What you have to do: In the entries below, find the lines with the word "absolute" and copy them.

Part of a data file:
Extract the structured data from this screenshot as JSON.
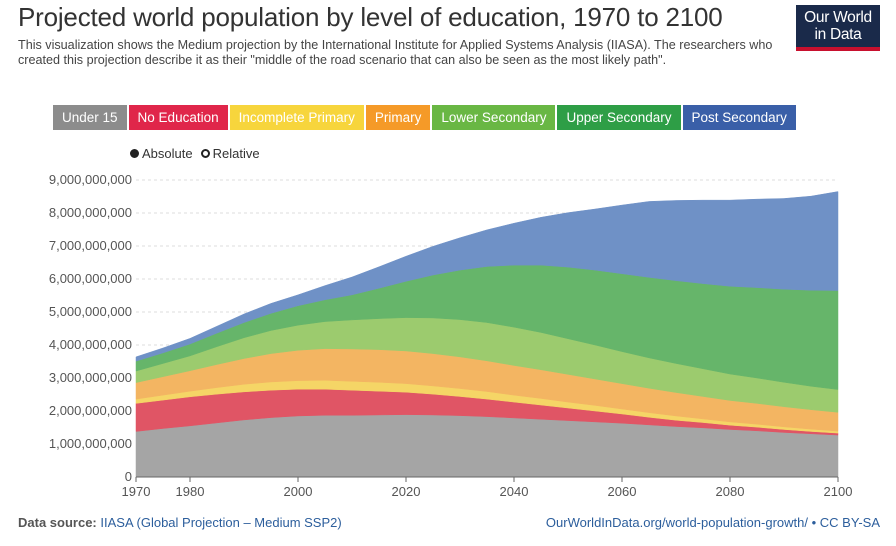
{
  "title": "Projected world population by level of education, 1970 to 2100",
  "subtitle": "This visualization shows the Medium projection by the International Institute for Applied Systems Analysis (IIASA). The researchers who created this projection describe it as their \"middle of the road scenario that can also be seen as the most likely path\".",
  "logo": {
    "line1": "Our World",
    "line2": "in Data",
    "bg": "#1a2a4a",
    "accent": "#c8102e"
  },
  "toggle": {
    "absolute": "Absolute",
    "relative": "Relative",
    "selected": "absolute"
  },
  "footer": {
    "source_label": "Data source:",
    "source_text": "IIASA (Global Projection – Medium SSP2)",
    "url": "OurWorldInData.org/world-population-growth/",
    "license": "CC BY-SA"
  },
  "chart_data": {
    "type": "area",
    "stacked": true,
    "x": [
      1970,
      1975,
      1980,
      1985,
      1990,
      1995,
      2000,
      2005,
      2010,
      2015,
      2020,
      2025,
      2030,
      2035,
      2040,
      2045,
      2050,
      2055,
      2060,
      2065,
      2070,
      2075,
      2080,
      2085,
      2090,
      2095,
      2100
    ],
    "xlim": [
      1970,
      2100
    ],
    "xticks": [
      1970,
      1980,
      2000,
      2020,
      2040,
      2060,
      2080,
      2100
    ],
    "ylim": [
      0,
      9000000000
    ],
    "yticks": [
      0,
      1000000000,
      2000000000,
      3000000000,
      4000000000,
      5000000000,
      6000000000,
      7000000000,
      8000000000,
      9000000000
    ],
    "ytick_labels": [
      "0",
      "1,000,000,000",
      "2,000,000,000",
      "3,000,000,000",
      "4,000,000,000",
      "5,000,000,000",
      "6,000,000,000",
      "7,000,000,000",
      "8,000,000,000",
      "9,000,000,000"
    ],
    "series": [
      {
        "name": "Under 15",
        "color": "#a5a5a5",
        "values": [
          1380000000,
          1470000000,
          1550000000,
          1640000000,
          1730000000,
          1800000000,
          1850000000,
          1870000000,
          1870000000,
          1880000000,
          1890000000,
          1880000000,
          1860000000,
          1830000000,
          1790000000,
          1750000000,
          1710000000,
          1670000000,
          1630000000,
          1580000000,
          1530000000,
          1490000000,
          1440000000,
          1400000000,
          1350000000,
          1310000000,
          1270000000
        ]
      },
      {
        "name": "No Education",
        "color": "#e05565",
        "values": [
          850000000,
          860000000,
          880000000,
          870000000,
          850000000,
          830000000,
          810000000,
          790000000,
          760000000,
          720000000,
          680000000,
          630000000,
          580000000,
          530000000,
          480000000,
          430000000,
          380000000,
          330000000,
          280000000,
          230000000,
          190000000,
          160000000,
          130000000,
          110000000,
          90000000,
          70000000,
          60000000
        ]
      },
      {
        "name": "Incomplete Primary",
        "color": "#f5d566",
        "values": [
          130000000,
          150000000,
          170000000,
          200000000,
          230000000,
          250000000,
          260000000,
          270000000,
          270000000,
          270000000,
          260000000,
          250000000,
          240000000,
          230000000,
          210000000,
          200000000,
          180000000,
          170000000,
          150000000,
          140000000,
          130000000,
          110000000,
          100000000,
          90000000,
          80000000,
          70000000,
          60000000
        ]
      },
      {
        "name": "Primary",
        "color": "#f3b562",
        "values": [
          500000000,
          560000000,
          620000000,
          700000000,
          780000000,
          860000000,
          920000000,
          960000000,
          980000000,
          990000000,
          990000000,
          980000000,
          960000000,
          930000000,
          900000000,
          870000000,
          840000000,
          800000000,
          770000000,
          740000000,
          710000000,
          680000000,
          650000000,
          630000000,
          610000000,
          590000000,
          570000000
        ]
      },
      {
        "name": "Lower Secondary",
        "color": "#9ccb6e",
        "values": [
          350000000,
          400000000,
          450000000,
          540000000,
          630000000,
          700000000,
          760000000,
          820000000,
          880000000,
          940000000,
          1010000000,
          1080000000,
          1130000000,
          1160000000,
          1160000000,
          1130000000,
          1080000000,
          1030000000,
          970000000,
          920000000,
          880000000,
          840000000,
          800000000,
          770000000,
          740000000,
          710000000,
          690000000
        ]
      },
      {
        "name": "Upper Secondary",
        "color": "#66b56a",
        "values": [
          300000000,
          320000000,
          360000000,
          410000000,
          460000000,
          520000000,
          590000000,
          660000000,
          760000000,
          920000000,
          1100000000,
          1300000000,
          1500000000,
          1700000000,
          1880000000,
          2040000000,
          2170000000,
          2270000000,
          2360000000,
          2440000000,
          2510000000,
          2580000000,
          2660000000,
          2740000000,
          2820000000,
          2910000000,
          3000000000
        ]
      },
      {
        "name": "Post Secondary",
        "color": "#6f91c6",
        "values": [
          130000000,
          150000000,
          170000000,
          210000000,
          260000000,
          300000000,
          330000000,
          430000000,
          540000000,
          650000000,
          760000000,
          870000000,
          980000000,
          1110000000,
          1270000000,
          1450000000,
          1650000000,
          1850000000,
          2080000000,
          2300000000,
          2430000000,
          2530000000,
          2610000000,
          2680000000,
          2750000000,
          2850000000,
          3000000000
        ]
      }
    ],
    "legend": [
      {
        "name": "Under 15",
        "color": "#8c8c8c"
      },
      {
        "name": "No Education",
        "color": "#e0264a"
      },
      {
        "name": "Incomplete Primary",
        "color": "#f7d53c"
      },
      {
        "name": "Primary",
        "color": "#f59a28"
      },
      {
        "name": "Lower Secondary",
        "color": "#69b744"
      },
      {
        "name": "Upper Secondary",
        "color": "#2e9e46"
      },
      {
        "name": "Post Secondary",
        "color": "#3a5fa8"
      }
    ]
  }
}
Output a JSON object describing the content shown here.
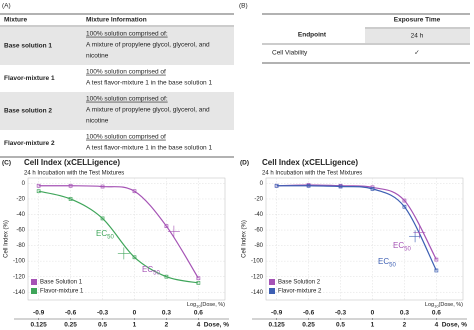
{
  "panel_a": {
    "label": "(A)",
    "header": [
      "Mixture",
      "Mixture Information"
    ],
    "rows": [
      {
        "mixture": "Base solution 1",
        "info": [
          "100% solution comprised of:",
          "A mixture of propylene glycol, glycerol, and",
          "nicotine"
        ]
      },
      {
        "mixture": "Flavor-mixture 1",
        "info": [
          "100% solution comprised of",
          "A test flavor-mixture 1 in the base solution 1"
        ]
      },
      {
        "mixture": "Base solution 2",
        "info": [
          "100% solution comprised of:",
          "A mixture of propylene glycol, glycerol, and",
          "nicotine"
        ]
      },
      {
        "mixture": "Flavor-mixture 2",
        "info": [
          "100% solution comprised of",
          "A test flavor-mixture 1 in the base solution 1"
        ]
      }
    ]
  },
  "panel_b": {
    "label": "(B)",
    "header": [
      "Endpoint",
      "Exposure Time"
    ],
    "subheader": "24 h",
    "rows": [
      [
        "Cell Viability",
        "✓"
      ]
    ]
  },
  "chart_data": [
    {
      "type": "line",
      "panel": "(C)",
      "title": "Cell Index (xCELLigence)",
      "subtitle": "24 h Incubation with the Test Mixtures",
      "y_label": "Cell Index (%)",
      "x_label": [
        "Log",
        "10",
        "(Dose, %)"
      ],
      "dose_label": "Dose, %",
      "xlim": [
        -1.0,
        0.85
      ],
      "xticks": [
        -0.9,
        -0.6,
        -0.3,
        0,
        0.3,
        0.6
      ],
      "dose_ticks": [
        {
          "value": -0.9,
          "label": "0.125"
        },
        {
          "value": -0.6,
          "label": "0.25"
        },
        {
          "value": -0.3,
          "label": "0.5"
        },
        {
          "value": 0,
          "label": "1"
        },
        {
          "value": 0.3,
          "label": "2"
        },
        {
          "value": 0.6,
          "label": "4"
        }
      ],
      "ylim": [
        -150,
        7
      ],
      "yticks": [
        0,
        -20,
        -40,
        -60,
        -80,
        -100,
        -120,
        -140
      ],
      "grid": true,
      "annotations": [
        [
          "EC",
          "50"
        ],
        [
          "EC",
          "50"
        ]
      ],
      "series": [
        {
          "name": "Base Solution 1",
          "color": "#a553b5",
          "x": [
            -0.9,
            -0.6,
            -0.3,
            0,
            0.3,
            0.6
          ],
          "values": [
            -3,
            -3,
            -4,
            -10,
            -55,
            -122
          ]
        },
        {
          "name": "Flavor-mixture 1",
          "color": "#3fa55a",
          "x": [
            -0.9,
            -0.6,
            -0.3,
            0,
            0.3,
            0.6
          ],
          "values": [
            -10,
            -20,
            -45,
            -95,
            -120,
            -128
          ]
        }
      ]
    },
    {
      "type": "line",
      "panel": "(D)",
      "title": "Cell Index (xCELLigence)",
      "subtitle": "24 h Incubation with the Test Mixtures",
      "y_label": "Cell Index (%)",
      "x_label": [
        "Log",
        "10",
        "(Dose, %)"
      ],
      "dose_label": "Dose, %",
      "xlim": [
        -1.0,
        0.85
      ],
      "xticks": [
        -0.9,
        -0.6,
        -0.3,
        0,
        0.3,
        0.6
      ],
      "dose_ticks": [
        {
          "value": -0.9,
          "label": "0.125"
        },
        {
          "value": -0.6,
          "label": "0.25"
        },
        {
          "value": -0.3,
          "label": "0.5"
        },
        {
          "value": 0,
          "label": "1"
        },
        {
          "value": 0.3,
          "label": "2"
        },
        {
          "value": 0.6,
          "label": "4"
        }
      ],
      "ylim": [
        -150,
        7
      ],
      "yticks": [
        0,
        -20,
        -40,
        -60,
        -80,
        -100,
        -120,
        -140
      ],
      "grid": true,
      "annotations": [
        [
          "EC",
          "50"
        ],
        [
          "EC",
          "50"
        ]
      ],
      "series": [
        {
          "name": "Base Solution 2",
          "color": "#a553b5",
          "x": [
            -0.9,
            -0.6,
            -0.3,
            0,
            0.3,
            0.6
          ],
          "values": [
            -3,
            -2,
            -3,
            -5,
            -22,
            -98
          ]
        },
        {
          "name": "Flavor-mixture 2",
          "color": "#3d5fb3",
          "x": [
            -0.9,
            -0.6,
            -0.3,
            0,
            0.3,
            0.6
          ],
          "values": [
            -3,
            -3,
            -4,
            -7,
            -30,
            -112
          ]
        }
      ]
    }
  ]
}
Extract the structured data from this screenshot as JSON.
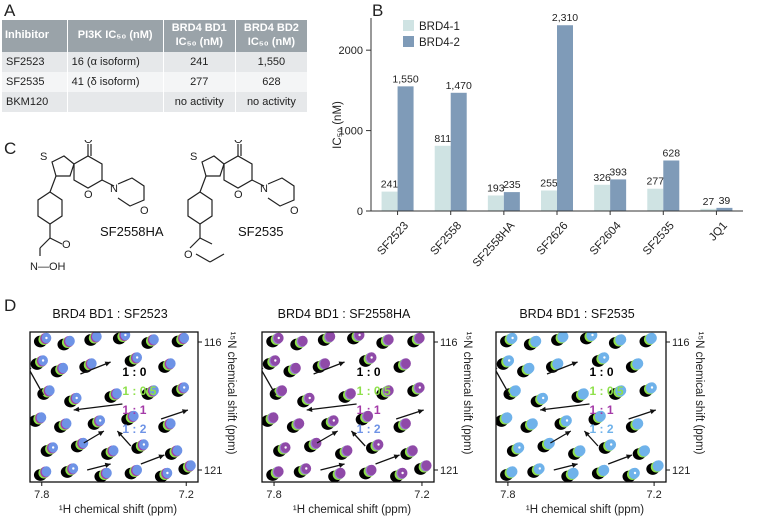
{
  "panels": {
    "A": "A",
    "B": "B",
    "C": "C",
    "D": "D"
  },
  "table": {
    "headers": [
      "Inhibitor",
      "PI3K IC₅₀ (nM)",
      "BRD4 BD1 IC₅₀ (nM)",
      "BRD4 BD2 IC₅₀ (nM)"
    ],
    "rows": [
      [
        "SF2523",
        "16 (α isoform)",
        "241",
        "1,550"
      ],
      [
        "SF2535",
        "41 (δ isoform)",
        "277",
        "628"
      ],
      [
        "BKM120",
        "",
        "no activity",
        "no activity"
      ]
    ]
  },
  "chart_data": {
    "type": "bar",
    "title": "",
    "xlabel": "",
    "ylabel": "IC₅₀ (nM)",
    "ylim": [
      0,
      2400
    ],
    "yticks": [
      0,
      1000,
      2000
    ],
    "legend_position": "top-left",
    "categories": [
      "SF2523",
      "SF2558",
      "SF2558HA",
      "SF2626",
      "SF2604",
      "SF2535",
      "JQ1"
    ],
    "series": [
      {
        "name": "BRD4-1",
        "color": "#cfe3e3",
        "values": [
          241,
          811,
          193,
          255,
          326,
          277,
          27
        ],
        "labels": [
          "241",
          "811",
          "193",
          "255",
          "326",
          "277",
          "27"
        ]
      },
      {
        "name": "BRD4-2",
        "color": "#7f9bb8",
        "values": [
          1550,
          1470,
          235,
          2310,
          393,
          628,
          39
        ],
        "labels": [
          "1,550",
          "1,470",
          "235",
          "2,310",
          "393",
          "628",
          "39"
        ]
      }
    ]
  },
  "structures": {
    "left_name": "SF2558HA",
    "right_name": "SF2535",
    "left_group": "N—OH"
  },
  "nmr": {
    "titles": [
      "BRD4 BD1 : SF2523",
      "BRD4 BD1 : SF2558HA",
      "BRD4 BD1 : SF2535"
    ],
    "ratios": [
      "1 : 0",
      "1 : 0.5",
      "1 : 1",
      "1 : 2"
    ],
    "colors": {
      "r0": "#000000",
      "r05": "#8ee04a",
      "r1_a": "#a43aa8",
      "r2_a": "#6e93e6",
      "r1_b": "#9b7bd0",
      "r2_b": "#8f4aa8",
      "r2_c": "#6fb2ea"
    },
    "x_ticks": [
      "7.8",
      "7.2"
    ],
    "y_ticks": [
      "116",
      "121"
    ],
    "x_label": "¹H chemical shift (ppm)",
    "y_label": "¹⁵N chemical shift (ppm)"
  }
}
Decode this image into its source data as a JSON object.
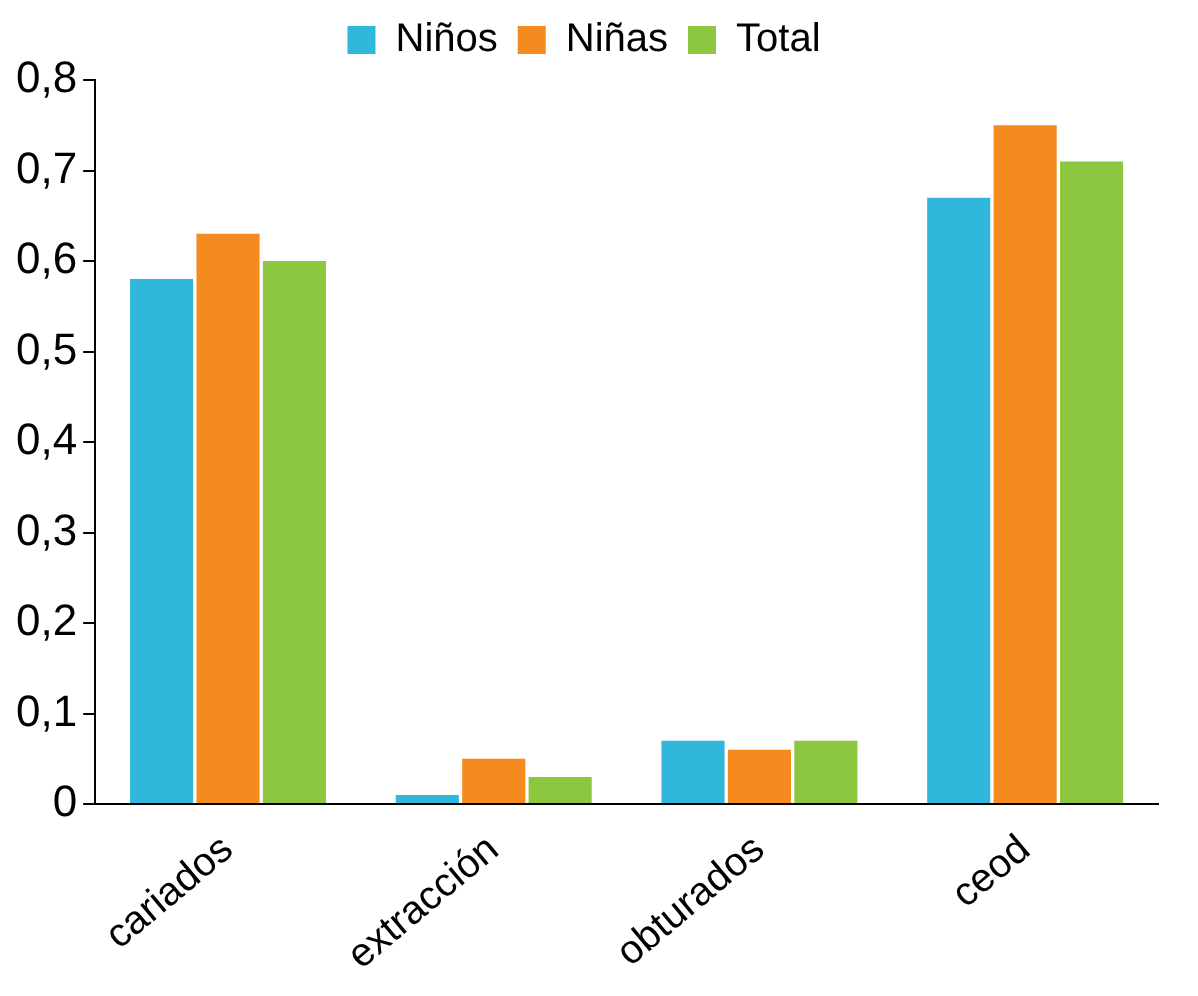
{
  "chart_data": {
    "type": "bar",
    "categories": [
      "cariados",
      "extracción",
      "obturados",
      "ceod"
    ],
    "series": [
      {
        "name": "Niños",
        "color": "#31b6dc",
        "values": [
          0.58,
          0.01,
          0.07,
          0.67
        ]
      },
      {
        "name": "Niñas",
        "color": "#f58a1f",
        "values": [
          0.63,
          0.05,
          0.06,
          0.75
        ]
      },
      {
        "name": "Total",
        "color": "#8dc63f",
        "values": [
          0.6,
          0.03,
          0.07,
          0.71
        ]
      }
    ],
    "ylim": [
      0,
      0.8
    ],
    "yticks": [
      0,
      {
        "value": 0.1,
        "label": "0,1"
      },
      {
        "value": 0.2,
        "label": "0,2"
      },
      {
        "value": 0.3,
        "label": "0,3"
      },
      {
        "value": 0.4,
        "label": "0,4"
      },
      {
        "value": 0.5,
        "label": "0,5"
      },
      {
        "value": 0.6,
        "label": "0,6"
      },
      {
        "value": 0.7,
        "label": "0,7"
      },
      {
        "value": 0.8,
        "label": "0,8"
      }
    ],
    "grid": false,
    "legend": "top"
  }
}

Written response:
    "absolute": "Absolute",
    "selected": "absolute"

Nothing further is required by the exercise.